■ EXERCISE DIRECTIONS ■
Below is some material; set it all down exactly, apart from the pictures.

Records from a dataset
= = =

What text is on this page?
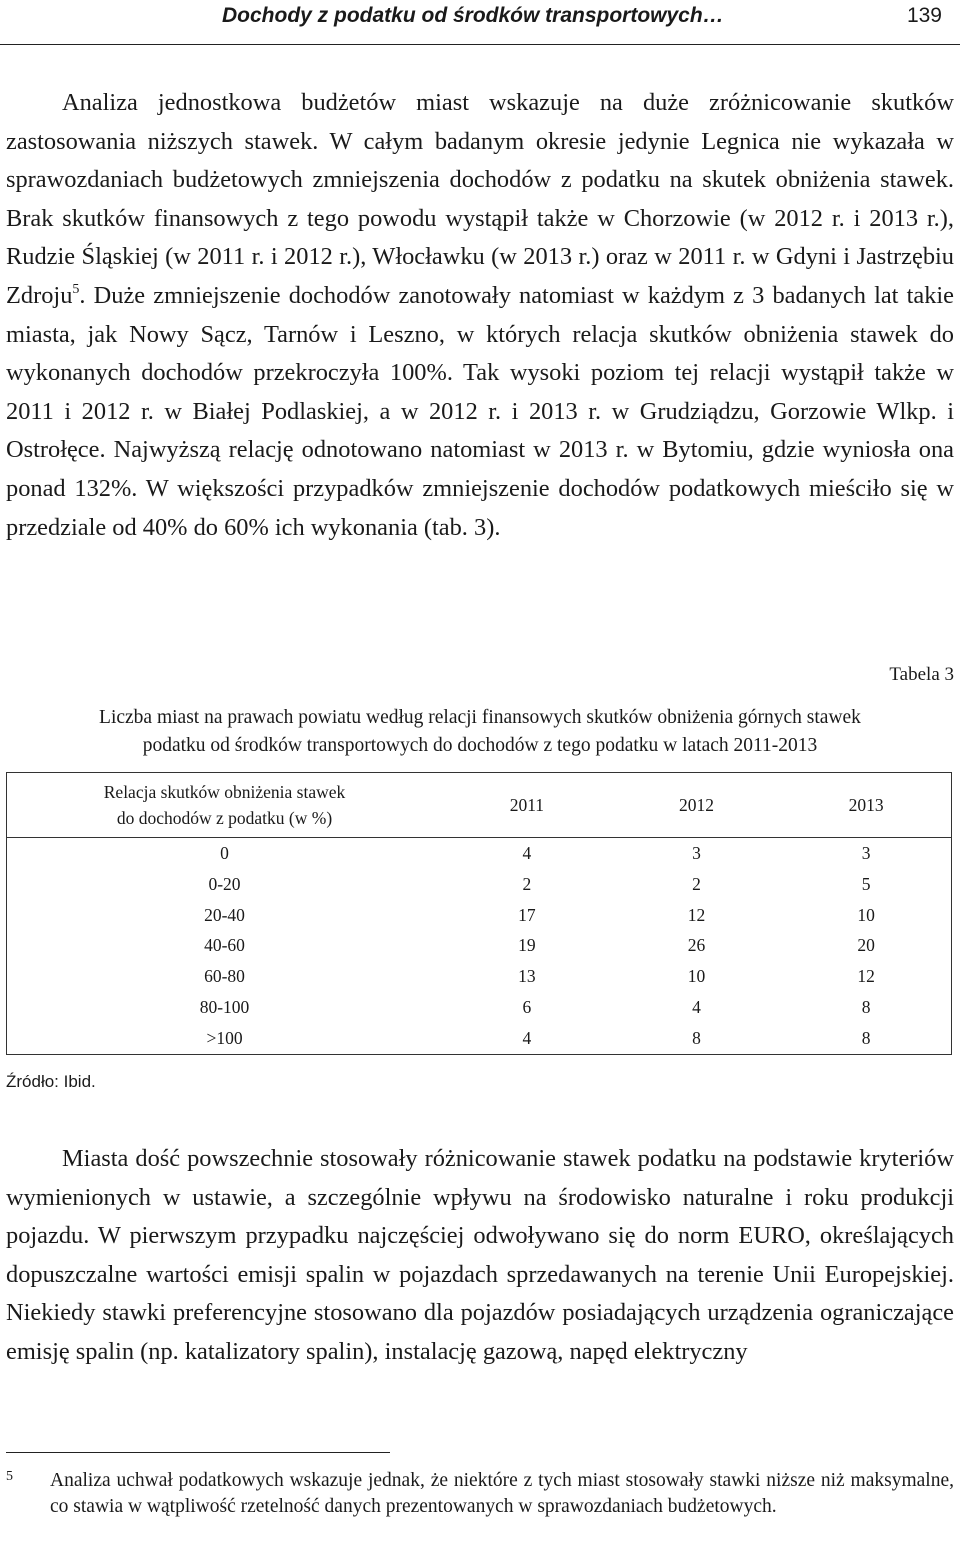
Dochody z podatku od środków transportowych…	139

Analiza jednostkowa budżetów miast wskazuje na duże zróżnicowanie skutków zastosowania niższych stawek. W całym badanym okresie jedynie Legnica nie wykazała w sprawozdaniach budżetowych zmniejszenia dochodów z podatku na skutek obniżenia stawek. Brak skutków finansowych z tego powodu wystąpił także w Chorzowie (w 2012 r. i 2013 r.), Rudzie Śląskiej (w 2011 r. i 2012 r.), Włocławku (w 2013 r.) oraz w 2011 r. w Gdyni i Jastrzębiu Zdroju$^5$. Duże zmniejszenie dochodów zanotowały natomiast w każdym z 3 badanych lat takie miasta, jak Nowy Sącz, Tarnów i Leszno, w których relacja skutków obniżenia stawek do wykonanych dochodów przekroczyła 100%. Tak wysoki poziom tej relacji wystąpił także w 2011 i 2012 r. w Białej Podlaskiej, a w 2012 r. i 2013 r. w Grudziądzu, Gorzowie Wlkp. i Ostrołęce. Najwyższą relację odnotowano natomiast w 2013 r. w Bytomiu, gdzie wyniosła ona ponad 132%. W większości przypadków zmniejszenie dochodów podatkowych mieściło się w przedziale od 40% do 60% ich wykonania (tab. 3).

Tabela 3
Liczba miast na prawach powiatu według relacji finansowych skutków obniżenia górnych stawek
podatku od środków transportowych do dochodów z tego podatku w latach 2011-2013
Relacja skutków obniżenia stawek
do dochodów z podatku (w %)	2011	2012	2013
0	4	3	3
0-20	2	2	5
20-40	17	12	10
40-60	19	26	20
60-80	13	10	12
80-100	6	4	8
>100	4	8	8
Źródło: Ibid.

Miasta dość powszechnie stosowały różnicowanie stawek podatku na podstawie kryteriów wymienionych w ustawie, a szczególnie wpływu na środowisko naturalne i roku produkcji pojazdu. W pierwszym przypadku najczęściej odwoływano się do norm EURO, określających dopuszczalne wartości emisji spalin w pojazdach sprzedawanych na terenie Unii Europejskiej. Niekiedy stawki preferencyjne stosowano dla pojazdów posiadających urządzenia ograniczające emisję spalin (np. katalizatory spalin), instalację gazową, napęd elektryczny

5 Analiza uchwał podatkowych wskazuje jednak, że niektóre z tych miast stosowały stawki niższe niż maksymalne, co stawia w wątpliwość rzetelność danych prezentowanych w sprawozdaniach budżetowych.
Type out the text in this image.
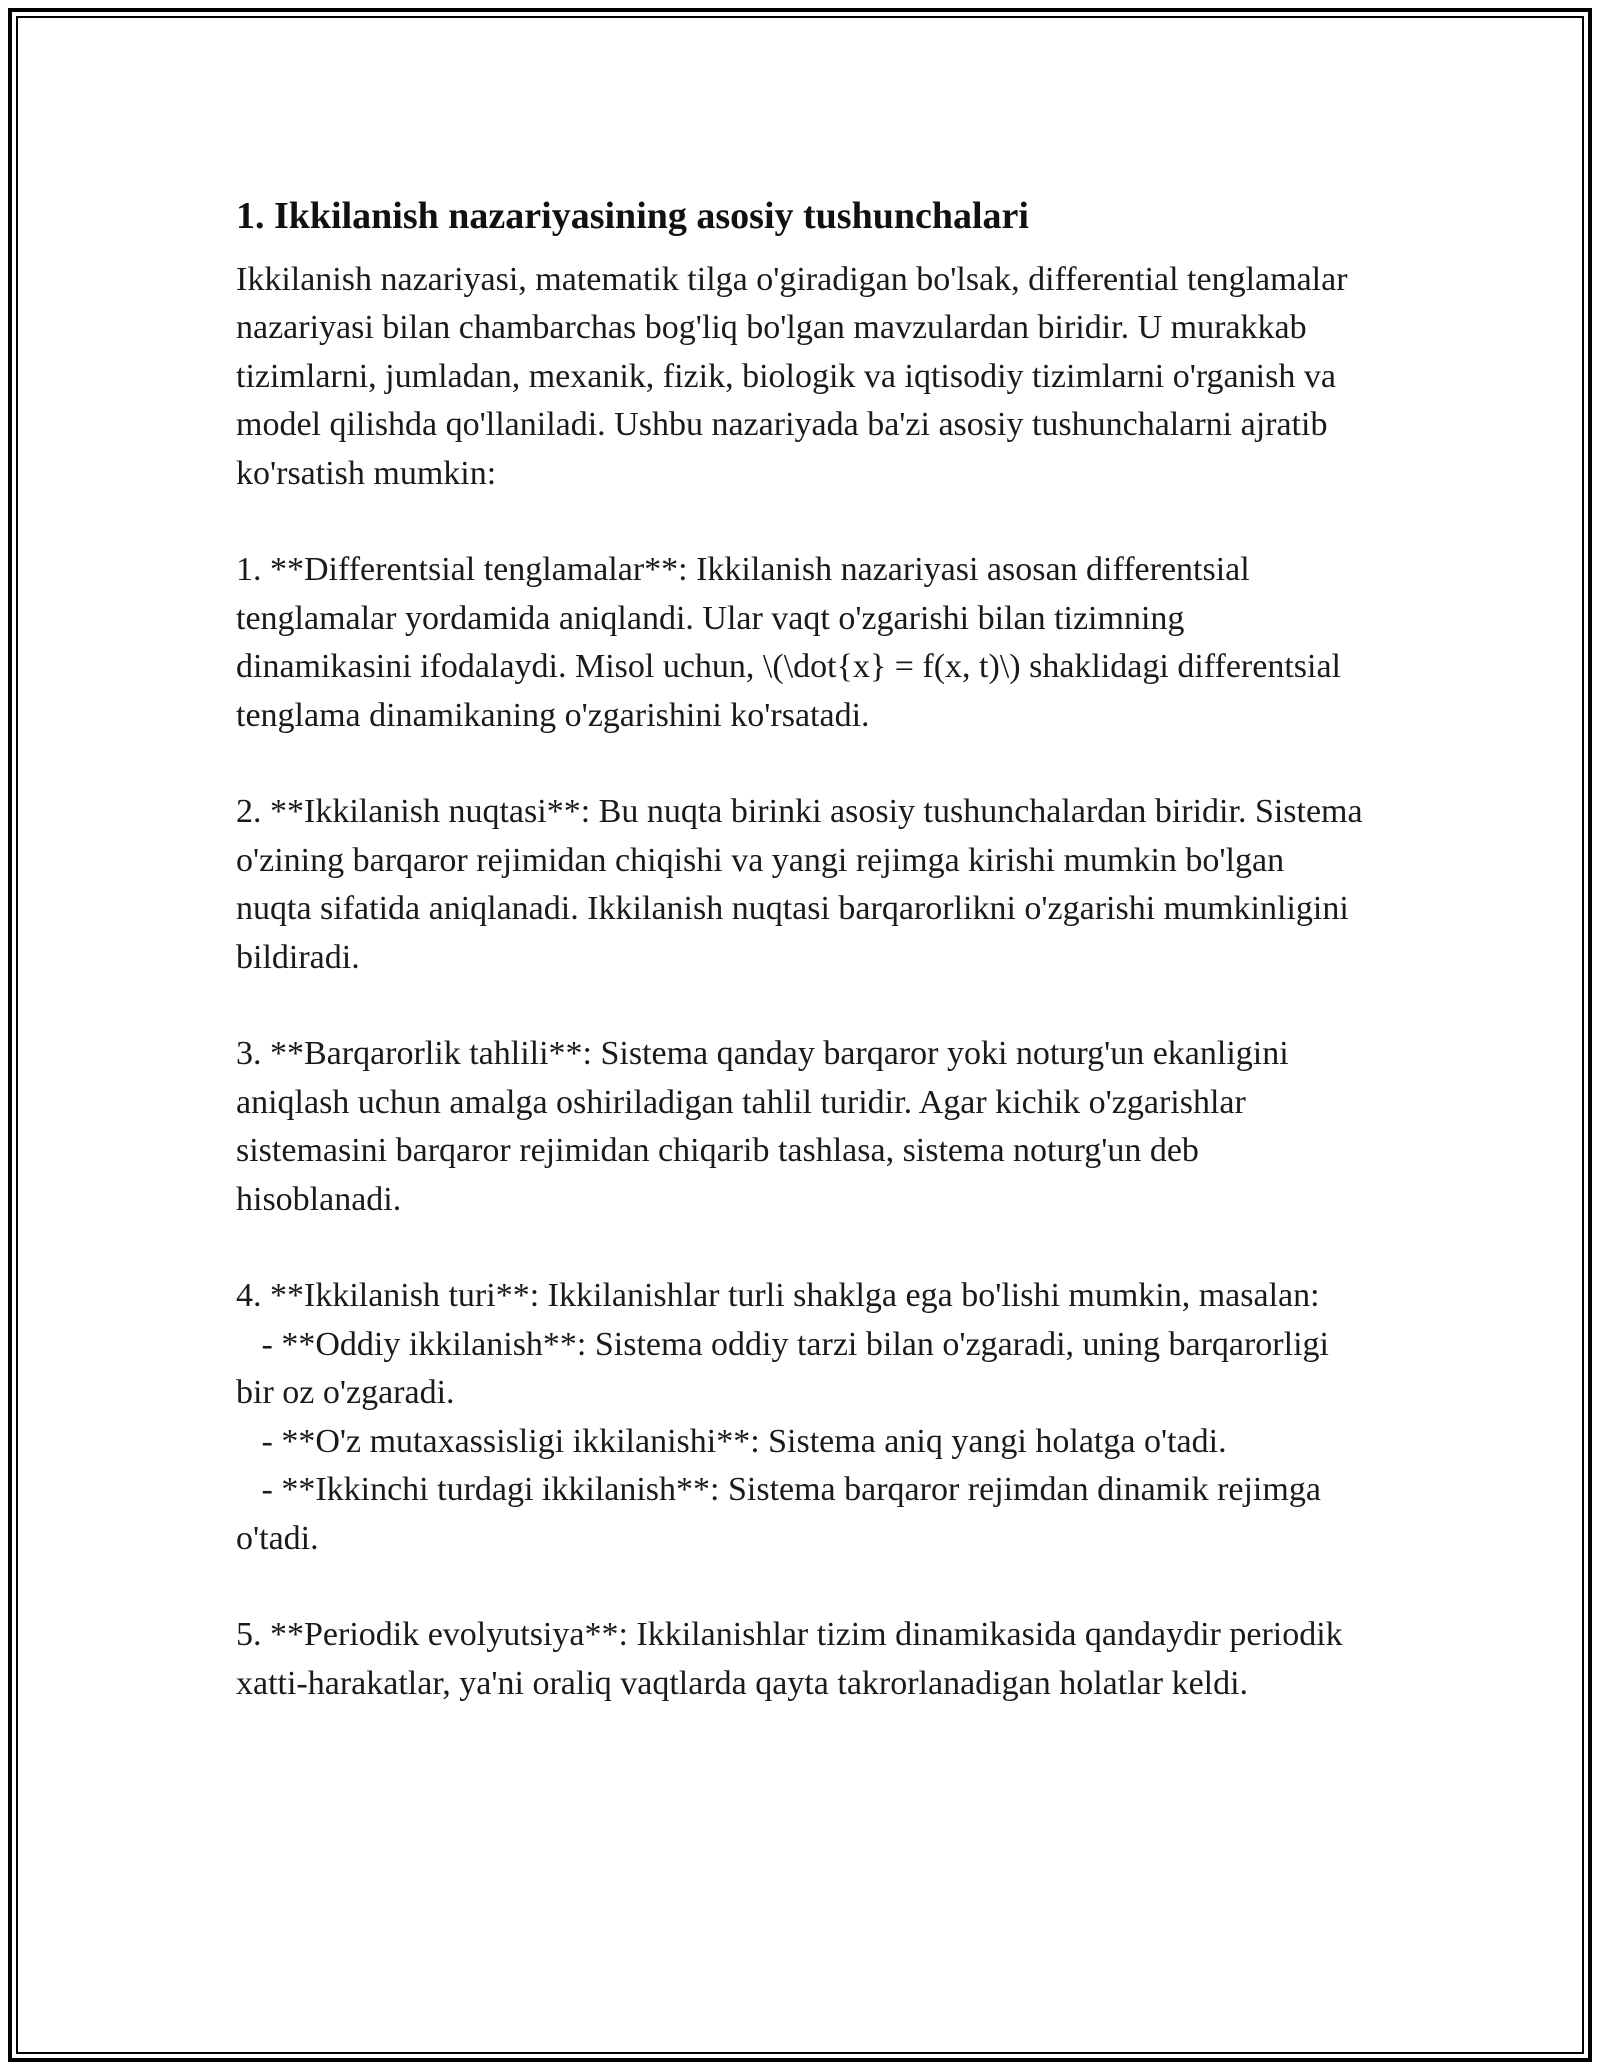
1. Ikkilanish nazariyasining asosiy tushunchalari

Ikkilanish nazariyasi, matematik tilga o'giradigan bo'lsak, differential tenglamalar nazariyasi bilan chambarchas bog'liq bo'lgan mavzulardan biridir. U murakkab tizimlarni, jumladan, mexanik, fizik, biologik va iqtisodiy tizimlarni o'rganish va model qilishda qo'llaniladi. Ushbu nazariyada ba'zi asosiy tushunchalarni ajratib ko'rsatish mumkin:

1. **Differentsial tenglamalar**: Ikkilanish nazariyasi asosan differentsial tenglamalar yordamida aniqlandi. Ular vaqt o'zgarishi bilan tizimning dinamikasini ifodalaydi. Misol uchun, \(\dot{x} = f(x, t)\) shaklidagi differentsial tenglama dinamikaning o'zgarishini ko'rsatadi.

2. **Ikkilanish nuqtasi**: Bu nuqta birinki asosiy tushunchalardan biridir. Sistema o'zining barqaror rejimidan chiqishi va yangi rejimga kirishi mumkin bo'lgan nuqta sifatida aniqlanadi. Ikkilanish nuqtasi barqarorlikni o'zgarishi mumkinligini bildiradi.

3. **Barqarorlik tahlili**: Sistema qanday barqaror yoki noturg'un ekanligini aniqlash uchun amalga oshiriladigan tahlil turidir. Agar kichik o'zgarishlar sistemasini barqaror rejimidan chiqarib tashlasa, sistema noturg'un deb hisoblanadi.

4. **Ikkilanish turi**: Ikkilanishlar turli shaklga ega bo'lishi mumkin, masalan:
- **Oddiy ikkilanish**: Sistema oddiy tarzi bilan o'zgaradi, uning barqarorligi bir oz o'zgaradi.
- **O'z mutaxassisligi ikkilanishi**: Sistema aniq yangi holatga o'tadi.
- **Ikkinchi turdagi ikkilanish**: Sistema barqaror rejimdan dinamik rejimga o'tadi.

5. **Periodik evolyutsiya**: Ikkilanishlar tizim dinamikasida qandaydir periodik xatti-harakatlar, ya'ni oraliq vaqtlarda qayta takrorlanadigan holatlar keldi.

= = =

■ RESPONSE BELOW ■
What text is on this page?
Dochody z podatku od środków transportowych…	139

Analiza jednostkowa budżetów miast wskazuje na duże zróżnicowanie skutków zastosowania niższych stawek. W całym badanym okresie jedynie Legnica nie wykazała w sprawozdaniach budżetowych zmniejszenia dochodów z podatku na skutek obniżenia stawek. Brak skutków finansowych z tego powodu wystąpił także w Chorzowie (w 2012 r. i 2013 r.), Rudzie Śląskiej (w 2011 r. i 2012 r.), Włocławku (w 2013 r.) oraz w 2011 r. w Gdyni i Jastrzębiu Zdroju$^5$. Duże zmniejszenie dochodów zanotowały natomiast w każdym z 3 badanych lat takie miasta, jak Nowy Sącz, Tarnów i Leszno, w których relacja skutków obniżenia stawek do wykonanych dochodów przekroczyła 100%. Tak wysoki poziom tej relacji wystąpił także w 2011 i 2012 r. w Białej Podlaskiej, a w 2012 r. i 2013 r. w Grudziądzu, Gorzowie Wlkp. i Ostrołęce. Najwyższą relację odnotowano natomiast w 2013 r. w Bytomiu, gdzie wyniosła ona ponad 132%. W większości przypadków zmniejszenie dochodów podatkowych mieściło się w przedziale od 40% do 60% ich wykonania (tab. 3).

Tabela 3
Liczba miast na prawach powiatu według relacji finansowych skutków obniżenia górnych stawek
podatku od środków transportowych do dochodów z tego podatku w latach 2011-2013
Relacja skutków obniżenia stawek
do dochodów z podatku (w %)	2011	2012	2013
0	4	3	3
0-20	2	2	5
20-40	17	12	10
40-60	19	26	20
60-80	13	10	12
80-100	6	4	8
>100	4	8	8
Źródło: Ibid.

Miasta dość powszechnie stosowały różnicowanie stawek podatku na podstawie kryteriów wymienionych w ustawie, a szczególnie wpływu na środowisko naturalne i roku produkcji pojazdu. W pierwszym przypadku najczęściej odwoływano się do norm EURO, określających dopuszczalne wartości emisji spalin w pojazdach sprzedawanych na terenie Unii Europejskiej. Niekiedy stawki preferencyjne stosowano dla pojazdów posiadających urządzenia ograniczające emisję spalin (np. katalizatory spalin), instalację gazową, napęd elektryczny

5 Analiza uchwał podatkowych wskazuje jednak, że niektóre z tych miast stosowały stawki niższe niż maksymalne, co stawia w wątpliwość rzetelność danych prezentowanych w sprawozdaniach budżetowych.
Type out the text in this image.
1. Ikkilanish nazariyasining asosiy tushunchalari

Ikkilanish nazariyasi, matematik tilga o'giradigan bo'lsak, differential tenglamalar nazariyasi bilan chambarchas bog'liq bo'lgan mavzulardan biridir. U murakkab tizimlarni, jumladan, mexanik, fizik, biologik va iqtisodiy tizimlarni o'rganish va model qilishda qo'llaniladi. Ushbu nazariyada ba'zi asosiy tushunchalarni ajratib ko'rsatish mumkin:

1. **Differentsial tenglamalar**: Ikkilanish nazariyasi asosan differentsial tenglamalar yordamida aniqlandi. Ular vaqt o'zgarishi bilan tizimning dinamikasini ifodalaydi. Misol uchun, \(\dot{x} = f(x, t)\) shaklidagi differentsial tenglama dinamikaning o'zgarishini ko'rsatadi.

2. **Ikkilanish nuqtasi**: Bu nuqta birinki asosiy tushunchalardan biridir. Sistema o'zining barqaror rejimidan chiqishi va yangi rejimga kirishi mumkin bo'lgan nuqta sifatida aniqlanadi. Ikkilanish nuqtasi barqarorlikni o'zgarishi mumkinligini bildiradi.

3. **Barqarorlik tahlili**: Sistema qanday barqaror yoki noturg'un ekanligini aniqlash uchun amalga oshiriladigan tahlil turidir. Agar kichik o'zgarishlar sistemasini barqaror rejimidan chiqarib tashlasa, sistema noturg'un deb hisoblanadi.

4. **Ikkilanish turi**: Ikkilanishlar turli shaklga ega bo'lishi mumkin, masalan:
- **Oddiy ikkilanish**: Sistema oddiy tarzi bilan o'zgaradi, uning barqarorligi bir oz o'zgaradi.
- **O'z mutaxassisligi ikkilanishi**: Sistema aniq yangi holatga o'tadi.
- **Ikkinchi turdagi ikkilanish**: Sistema barqaror rejimdan dinamik rejimga o'tadi.

5. **Periodik evolyutsiya**: Ikkilanishlar tizim dinamikasida qandaydir periodik xatti-harakatlar, ya'ni oraliq vaqtlarda qayta takrorlanadigan holatlar keldi.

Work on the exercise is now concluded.